**Stored data**

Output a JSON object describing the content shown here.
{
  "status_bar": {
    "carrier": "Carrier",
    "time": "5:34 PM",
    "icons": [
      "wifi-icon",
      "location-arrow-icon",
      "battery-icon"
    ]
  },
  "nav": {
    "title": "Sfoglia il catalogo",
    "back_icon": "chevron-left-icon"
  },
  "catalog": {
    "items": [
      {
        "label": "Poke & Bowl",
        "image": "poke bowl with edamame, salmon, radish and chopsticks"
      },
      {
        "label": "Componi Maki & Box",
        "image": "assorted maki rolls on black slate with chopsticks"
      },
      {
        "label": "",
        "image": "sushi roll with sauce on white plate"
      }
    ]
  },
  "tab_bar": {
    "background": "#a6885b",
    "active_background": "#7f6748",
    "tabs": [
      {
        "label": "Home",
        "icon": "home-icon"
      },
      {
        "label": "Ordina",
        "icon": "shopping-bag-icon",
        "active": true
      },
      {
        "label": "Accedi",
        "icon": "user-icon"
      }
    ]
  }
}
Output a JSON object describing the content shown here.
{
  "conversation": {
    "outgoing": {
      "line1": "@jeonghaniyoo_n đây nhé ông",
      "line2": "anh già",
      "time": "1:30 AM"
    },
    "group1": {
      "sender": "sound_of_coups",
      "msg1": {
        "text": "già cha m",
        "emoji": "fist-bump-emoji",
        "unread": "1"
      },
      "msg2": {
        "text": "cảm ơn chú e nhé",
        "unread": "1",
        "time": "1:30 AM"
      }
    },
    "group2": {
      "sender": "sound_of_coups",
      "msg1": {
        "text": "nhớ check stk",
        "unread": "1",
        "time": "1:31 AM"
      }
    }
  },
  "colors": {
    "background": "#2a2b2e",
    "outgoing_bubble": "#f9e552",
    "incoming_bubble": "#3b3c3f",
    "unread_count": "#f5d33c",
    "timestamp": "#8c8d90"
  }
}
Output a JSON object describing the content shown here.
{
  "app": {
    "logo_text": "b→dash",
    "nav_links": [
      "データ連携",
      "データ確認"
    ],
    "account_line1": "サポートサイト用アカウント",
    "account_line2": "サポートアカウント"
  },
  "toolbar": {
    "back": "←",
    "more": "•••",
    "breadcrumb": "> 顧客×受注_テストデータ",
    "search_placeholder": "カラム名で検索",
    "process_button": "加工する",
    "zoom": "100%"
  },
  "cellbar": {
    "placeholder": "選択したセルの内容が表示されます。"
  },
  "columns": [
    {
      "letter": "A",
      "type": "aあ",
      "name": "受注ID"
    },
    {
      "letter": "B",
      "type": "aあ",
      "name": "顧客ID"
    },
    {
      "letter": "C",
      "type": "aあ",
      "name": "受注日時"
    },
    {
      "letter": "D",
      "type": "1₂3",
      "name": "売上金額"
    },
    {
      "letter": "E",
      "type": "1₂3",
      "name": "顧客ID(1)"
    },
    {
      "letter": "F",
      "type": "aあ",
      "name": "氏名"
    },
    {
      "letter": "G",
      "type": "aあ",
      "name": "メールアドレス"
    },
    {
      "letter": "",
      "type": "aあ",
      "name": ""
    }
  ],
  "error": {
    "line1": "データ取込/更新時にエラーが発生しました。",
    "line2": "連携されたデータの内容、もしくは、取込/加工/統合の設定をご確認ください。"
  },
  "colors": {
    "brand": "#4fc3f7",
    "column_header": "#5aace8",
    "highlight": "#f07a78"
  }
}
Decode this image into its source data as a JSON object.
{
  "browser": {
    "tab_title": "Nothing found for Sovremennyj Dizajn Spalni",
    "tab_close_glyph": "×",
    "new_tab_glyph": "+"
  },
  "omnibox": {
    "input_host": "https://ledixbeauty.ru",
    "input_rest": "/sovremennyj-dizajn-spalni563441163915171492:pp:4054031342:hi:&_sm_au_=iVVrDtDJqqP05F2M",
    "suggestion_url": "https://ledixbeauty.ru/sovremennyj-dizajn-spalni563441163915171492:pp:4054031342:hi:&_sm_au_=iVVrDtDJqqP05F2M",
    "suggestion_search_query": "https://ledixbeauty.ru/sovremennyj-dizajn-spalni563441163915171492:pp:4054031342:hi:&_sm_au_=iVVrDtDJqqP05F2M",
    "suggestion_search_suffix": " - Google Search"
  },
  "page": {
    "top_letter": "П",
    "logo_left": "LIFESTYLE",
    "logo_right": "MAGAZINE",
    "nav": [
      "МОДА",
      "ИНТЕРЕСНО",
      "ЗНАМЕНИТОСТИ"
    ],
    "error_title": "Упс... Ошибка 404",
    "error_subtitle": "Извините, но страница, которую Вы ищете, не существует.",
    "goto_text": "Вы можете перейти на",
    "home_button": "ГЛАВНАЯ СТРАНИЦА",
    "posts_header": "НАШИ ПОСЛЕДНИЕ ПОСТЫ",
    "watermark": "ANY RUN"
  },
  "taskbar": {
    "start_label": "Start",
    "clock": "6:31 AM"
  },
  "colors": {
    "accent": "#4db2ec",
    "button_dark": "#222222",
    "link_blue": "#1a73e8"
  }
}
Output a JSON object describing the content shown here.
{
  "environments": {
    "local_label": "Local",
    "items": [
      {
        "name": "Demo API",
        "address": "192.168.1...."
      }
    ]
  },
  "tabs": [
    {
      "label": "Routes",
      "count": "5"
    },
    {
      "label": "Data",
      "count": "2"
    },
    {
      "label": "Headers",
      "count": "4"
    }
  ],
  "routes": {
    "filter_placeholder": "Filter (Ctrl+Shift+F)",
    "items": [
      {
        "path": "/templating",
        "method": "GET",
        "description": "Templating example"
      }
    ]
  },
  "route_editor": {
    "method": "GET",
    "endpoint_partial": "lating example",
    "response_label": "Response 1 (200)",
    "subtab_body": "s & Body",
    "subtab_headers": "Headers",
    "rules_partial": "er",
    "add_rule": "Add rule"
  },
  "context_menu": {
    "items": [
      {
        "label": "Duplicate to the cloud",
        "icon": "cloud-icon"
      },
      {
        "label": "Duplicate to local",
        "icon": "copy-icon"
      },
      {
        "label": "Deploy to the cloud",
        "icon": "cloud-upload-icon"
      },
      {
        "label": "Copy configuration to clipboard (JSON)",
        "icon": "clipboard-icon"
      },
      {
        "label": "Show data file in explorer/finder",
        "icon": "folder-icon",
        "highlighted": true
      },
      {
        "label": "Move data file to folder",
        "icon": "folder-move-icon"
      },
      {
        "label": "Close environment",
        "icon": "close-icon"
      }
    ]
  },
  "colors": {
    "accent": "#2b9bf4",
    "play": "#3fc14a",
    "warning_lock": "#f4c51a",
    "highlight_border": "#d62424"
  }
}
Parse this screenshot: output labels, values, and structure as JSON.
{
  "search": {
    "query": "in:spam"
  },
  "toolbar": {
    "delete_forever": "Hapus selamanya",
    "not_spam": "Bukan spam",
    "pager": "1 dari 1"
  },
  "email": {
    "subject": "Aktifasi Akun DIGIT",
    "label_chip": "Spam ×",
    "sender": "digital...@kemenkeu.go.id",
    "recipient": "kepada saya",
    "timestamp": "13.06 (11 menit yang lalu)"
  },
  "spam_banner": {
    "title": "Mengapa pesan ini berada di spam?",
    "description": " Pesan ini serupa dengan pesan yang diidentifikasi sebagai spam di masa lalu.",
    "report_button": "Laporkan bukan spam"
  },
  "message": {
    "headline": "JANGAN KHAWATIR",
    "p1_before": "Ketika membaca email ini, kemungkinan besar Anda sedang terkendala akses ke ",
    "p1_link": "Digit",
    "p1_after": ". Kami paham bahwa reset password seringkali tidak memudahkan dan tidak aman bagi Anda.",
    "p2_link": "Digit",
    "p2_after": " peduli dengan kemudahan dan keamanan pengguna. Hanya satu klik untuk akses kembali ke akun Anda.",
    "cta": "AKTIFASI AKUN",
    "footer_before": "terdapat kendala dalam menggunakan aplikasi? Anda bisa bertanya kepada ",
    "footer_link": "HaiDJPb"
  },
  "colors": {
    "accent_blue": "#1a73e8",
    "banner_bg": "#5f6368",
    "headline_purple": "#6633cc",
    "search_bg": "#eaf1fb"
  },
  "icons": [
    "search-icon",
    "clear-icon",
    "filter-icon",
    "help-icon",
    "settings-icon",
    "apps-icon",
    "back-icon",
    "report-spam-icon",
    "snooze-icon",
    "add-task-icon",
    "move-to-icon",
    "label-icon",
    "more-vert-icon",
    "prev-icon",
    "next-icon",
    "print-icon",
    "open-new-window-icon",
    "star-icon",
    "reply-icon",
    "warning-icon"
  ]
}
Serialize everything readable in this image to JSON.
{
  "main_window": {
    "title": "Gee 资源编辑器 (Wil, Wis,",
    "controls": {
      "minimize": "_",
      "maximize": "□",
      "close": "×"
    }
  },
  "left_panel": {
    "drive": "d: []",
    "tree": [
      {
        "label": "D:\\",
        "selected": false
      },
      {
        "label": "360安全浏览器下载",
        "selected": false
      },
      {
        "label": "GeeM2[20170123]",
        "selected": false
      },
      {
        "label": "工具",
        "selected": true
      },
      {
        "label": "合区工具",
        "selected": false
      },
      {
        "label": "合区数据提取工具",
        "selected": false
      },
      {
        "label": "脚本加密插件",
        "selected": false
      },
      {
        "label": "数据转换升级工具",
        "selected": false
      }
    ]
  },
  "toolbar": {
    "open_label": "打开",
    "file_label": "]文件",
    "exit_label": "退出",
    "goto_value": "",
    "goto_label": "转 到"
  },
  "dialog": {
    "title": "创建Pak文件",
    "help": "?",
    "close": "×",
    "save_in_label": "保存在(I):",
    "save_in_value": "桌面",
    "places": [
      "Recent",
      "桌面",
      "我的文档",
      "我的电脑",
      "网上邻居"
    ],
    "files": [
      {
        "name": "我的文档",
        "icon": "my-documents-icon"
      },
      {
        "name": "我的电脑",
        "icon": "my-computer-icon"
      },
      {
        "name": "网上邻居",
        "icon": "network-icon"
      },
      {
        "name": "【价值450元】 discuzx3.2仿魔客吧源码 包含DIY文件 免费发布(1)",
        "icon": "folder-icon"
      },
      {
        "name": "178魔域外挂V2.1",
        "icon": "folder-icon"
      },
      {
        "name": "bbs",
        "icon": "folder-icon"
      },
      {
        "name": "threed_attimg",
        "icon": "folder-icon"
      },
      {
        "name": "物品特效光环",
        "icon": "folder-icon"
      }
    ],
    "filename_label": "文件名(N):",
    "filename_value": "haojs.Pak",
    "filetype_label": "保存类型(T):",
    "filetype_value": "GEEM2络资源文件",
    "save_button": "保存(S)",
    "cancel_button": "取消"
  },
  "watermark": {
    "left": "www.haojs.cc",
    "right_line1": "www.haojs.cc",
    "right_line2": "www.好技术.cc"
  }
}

**Work to complete**
Look through the entries above; copy each line where the string "haojs" appears.

**Answer in full**
    "filename_value": "haojs.Pak",
    "left": "www.haojs.cc",
    "right_line1": "www.haojs.cc",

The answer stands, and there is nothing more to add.